(Data for review Opens)
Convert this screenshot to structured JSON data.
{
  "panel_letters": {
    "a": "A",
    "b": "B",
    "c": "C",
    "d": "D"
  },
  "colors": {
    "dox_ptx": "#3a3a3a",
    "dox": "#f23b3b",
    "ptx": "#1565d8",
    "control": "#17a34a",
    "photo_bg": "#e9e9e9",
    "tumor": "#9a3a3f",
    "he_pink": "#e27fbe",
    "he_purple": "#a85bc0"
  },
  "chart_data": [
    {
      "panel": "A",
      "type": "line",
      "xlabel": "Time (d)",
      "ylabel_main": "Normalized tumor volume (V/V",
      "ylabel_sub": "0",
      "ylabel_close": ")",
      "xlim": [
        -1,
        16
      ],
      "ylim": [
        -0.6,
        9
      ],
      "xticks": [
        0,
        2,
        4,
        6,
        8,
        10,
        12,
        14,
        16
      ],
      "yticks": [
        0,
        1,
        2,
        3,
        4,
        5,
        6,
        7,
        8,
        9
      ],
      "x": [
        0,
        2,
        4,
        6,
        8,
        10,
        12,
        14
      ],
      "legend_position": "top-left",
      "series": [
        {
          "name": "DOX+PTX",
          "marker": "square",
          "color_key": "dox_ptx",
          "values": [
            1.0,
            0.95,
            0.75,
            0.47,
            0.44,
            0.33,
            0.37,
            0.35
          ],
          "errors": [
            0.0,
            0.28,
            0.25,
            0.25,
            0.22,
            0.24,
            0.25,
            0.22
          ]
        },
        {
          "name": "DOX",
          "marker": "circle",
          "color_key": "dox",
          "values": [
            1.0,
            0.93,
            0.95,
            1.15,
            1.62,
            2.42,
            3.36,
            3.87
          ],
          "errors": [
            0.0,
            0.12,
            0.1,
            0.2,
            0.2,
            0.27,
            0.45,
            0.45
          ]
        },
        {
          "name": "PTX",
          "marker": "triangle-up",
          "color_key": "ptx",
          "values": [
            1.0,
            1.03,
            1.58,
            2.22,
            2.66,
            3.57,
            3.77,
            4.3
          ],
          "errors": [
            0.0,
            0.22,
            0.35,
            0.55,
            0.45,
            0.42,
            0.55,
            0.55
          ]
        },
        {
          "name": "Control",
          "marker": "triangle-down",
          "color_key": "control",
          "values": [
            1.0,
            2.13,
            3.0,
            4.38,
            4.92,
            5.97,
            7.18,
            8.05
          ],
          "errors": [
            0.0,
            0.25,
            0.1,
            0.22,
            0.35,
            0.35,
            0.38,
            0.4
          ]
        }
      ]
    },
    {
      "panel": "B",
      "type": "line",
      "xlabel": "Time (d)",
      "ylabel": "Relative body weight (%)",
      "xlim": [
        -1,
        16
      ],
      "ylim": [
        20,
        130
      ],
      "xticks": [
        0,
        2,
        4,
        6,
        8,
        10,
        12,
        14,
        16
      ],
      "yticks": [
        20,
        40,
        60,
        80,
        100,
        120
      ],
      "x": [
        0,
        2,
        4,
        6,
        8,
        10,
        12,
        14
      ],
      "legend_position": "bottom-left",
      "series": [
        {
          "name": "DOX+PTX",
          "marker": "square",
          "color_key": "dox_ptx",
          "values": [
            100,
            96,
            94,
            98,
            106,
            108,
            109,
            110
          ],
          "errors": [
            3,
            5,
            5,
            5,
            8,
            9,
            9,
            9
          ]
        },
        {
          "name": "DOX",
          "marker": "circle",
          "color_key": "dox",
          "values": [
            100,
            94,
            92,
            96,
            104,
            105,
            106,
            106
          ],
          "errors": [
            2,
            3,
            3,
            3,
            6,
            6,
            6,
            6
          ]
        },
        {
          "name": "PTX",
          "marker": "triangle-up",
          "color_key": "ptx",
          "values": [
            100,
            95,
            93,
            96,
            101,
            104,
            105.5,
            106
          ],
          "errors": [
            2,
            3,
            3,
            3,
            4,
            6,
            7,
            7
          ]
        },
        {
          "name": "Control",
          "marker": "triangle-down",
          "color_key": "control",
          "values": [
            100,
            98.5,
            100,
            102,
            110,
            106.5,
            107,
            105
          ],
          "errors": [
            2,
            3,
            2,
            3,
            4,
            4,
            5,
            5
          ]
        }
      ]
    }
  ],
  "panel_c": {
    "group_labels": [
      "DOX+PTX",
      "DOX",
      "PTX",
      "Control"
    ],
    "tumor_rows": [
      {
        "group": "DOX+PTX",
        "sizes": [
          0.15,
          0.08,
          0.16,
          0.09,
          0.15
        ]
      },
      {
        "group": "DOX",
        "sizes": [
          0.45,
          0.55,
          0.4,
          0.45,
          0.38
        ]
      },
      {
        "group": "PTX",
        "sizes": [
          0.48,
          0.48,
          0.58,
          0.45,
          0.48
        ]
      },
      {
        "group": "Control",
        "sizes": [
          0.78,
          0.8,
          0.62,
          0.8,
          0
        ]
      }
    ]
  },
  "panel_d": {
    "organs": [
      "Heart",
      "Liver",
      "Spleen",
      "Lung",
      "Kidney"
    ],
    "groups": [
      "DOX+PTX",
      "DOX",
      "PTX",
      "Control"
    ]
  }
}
(Data for review Closes)
### Problem details:
Give the data again, unchanged in every line.

### Response to this exercise:
Convert this screenshot to structured JSON data.
{
  "panel_letters": {
    "a": "A",
    "b": "B",
    "c": "C",
    "d": "D"
  },
  "colors": {
    "dox_ptx": "#3a3a3a",
    "dox": "#f23b3b",
    "ptx": "#1565d8",
    "control": "#17a34a",
    "photo_bg": "#e9e9e9",
    "tumor": "#9a3a3f",
    "he_pink": "#e27fbe",
    "he_purple": "#a85bc0"
  },
  "chart_data": [
    {
      "panel": "A",
      "type": "line",
      "xlabel": "Time (d)",
      "ylabel_main": "Normalized tumor volume (V/V",
      "ylabel_sub": "0",
      "ylabel_close": ")",
      "xlim": [
        -1,
        16
      ],
      "ylim": [
        -0.6,
        9
      ],
      "xticks": [
        0,
        2,
        4,
        6,
        8,
        10,
        12,
        14,
        16
      ],
      "yticks": [
        0,
        1,
        2,
        3,
        4,
        5,
        6,
        7,
        8,
        9
      ],
      "x": [
        0,
        2,
        4,
        6,
        8,
        10,
        12,
        14
      ],
      "legend_position": "top-left",
      "series": [
        {
          "name": "DOX+PTX",
          "marker": "square",
          "color_key": "dox_ptx",
          "values": [
            1.0,
            0.95,
            0.75,
            0.47,
            0.44,
            0.33,
            0.37,
            0.35
          ],
          "errors": [
            0.0,
            0.28,
            0.25,
            0.25,
            0.22,
            0.24,
            0.25,
            0.22
          ]
        },
        {
          "name": "DOX",
          "marker": "circle",
          "color_key": "dox",
          "values": [
            1.0,
            0.93,
            0.95,
            1.15,
            1.62,
            2.42,
            3.36,
            3.87
          ],
          "errors": [
            0.0,
            0.12,
            0.1,
            0.2,
            0.2,
            0.27,
            0.45,
            0.45
          ]
        },
        {
          "name": "PTX",
          "marker": "triangle-up",
          "color_key": "ptx",
          "values": [
            1.0,
            1.03,
            1.58,
            2.22,
            2.66,
            3.57,
            3.77,
            4.3
          ],
          "errors": [
            0.0,
            0.22,
            0.35,
            0.55,
            0.45,
            0.42,
            0.55,
            0.55
          ]
        },
        {
          "name": "Control",
          "marker": "triangle-down",
          "color_key": "control",
          "values": [
            1.0,
            2.13,
            3.0,
            4.38,
            4.92,
            5.97,
            7.18,
            8.05
          ],
          "errors": [
            0.0,
            0.25,
            0.1,
            0.22,
            0.35,
            0.35,
            0.38,
            0.4
          ]
        }
      ]
    },
    {
      "panel": "B",
      "type": "line",
      "xlabel": "Time (d)",
      "ylabel": "Relative body weight (%)",
      "xlim": [
        -1,
        16
      ],
      "ylim": [
        20,
        130
      ],
      "xticks": [
        0,
        2,
        4,
        6,
        8,
        10,
        12,
        14,
        16
      ],
      "yticks": [
        20,
        40,
        60,
        80,
        100,
        120
      ],
      "x": [
        0,
        2,
        4,
        6,
        8,
        10,
        12,
        14
      ],
      "legend_position": "bottom-left",
      "series": [
        {
          "name": "DOX+PTX",
          "marker": "square",
          "color_key": "dox_ptx",
          "values": [
            100,
            96,
            94,
            98,
            106,
            108,
            109,
            110
          ],
          "errors": [
            3,
            5,
            5,
            5,
            8,
            9,
            9,
            9
          ]
        },
        {
          "name": "DOX",
          "marker": "circle",
          "color_key": "dox",
          "values": [
            100,
            94,
            92,
            96,
            104,
            105,
            106,
            106
          ],
          "errors": [
            2,
            3,
            3,
            3,
            6,
            6,
            6,
            6
          ]
        },
        {
          "name": "PTX",
          "marker": "triangle-up",
          "color_key": "ptx",
          "values": [
            100,
            95,
            93,
            96,
            101,
            104,
            105.5,
            106
          ],
          "errors": [
            2,
            3,
            3,
            3,
            4,
            6,
            7,
            7
          ]
        },
        {
          "name": "Control",
          "marker": "triangle-down",
          "color_key": "control",
          "values": [
            100,
            98.5,
            100,
            102,
            110,
            106.5,
            107,
            105
          ],
          "errors": [
            2,
            3,
            2,
            3,
            4,
            4,
            5,
            5
          ]
        }
      ]
    }
  ],
  "panel_c": {
    "group_labels": [
      "DOX+PTX",
      "DOX",
      "PTX",
      "Control"
    ],
    "tumor_rows": [
      {
        "group": "DOX+PTX",
        "sizes": [
          0.15,
          0.08,
          0.16,
          0.09,
          0.15
        ]
      },
      {
        "group": "DOX",
        "sizes": [
          0.45,
          0.55,
          0.4,
          0.45,
          0.38
        ]
      },
      {
        "group": "PTX",
        "sizes": [
          0.48,
          0.48,
          0.58,
          0.45,
          0.48
        ]
      },
      {
        "group": "Control",
        "sizes": [
          0.78,
          0.8,
          0.62,
          0.8,
          0
        ]
      }
    ]
  },
  "panel_d": {
    "organs": [
      "Heart",
      "Liver",
      "Spleen",
      "Lung",
      "Kidney"
    ],
    "groups": [
      "DOX+PTX",
      "DOX",
      "PTX",
      "Control"
    ]
  }
}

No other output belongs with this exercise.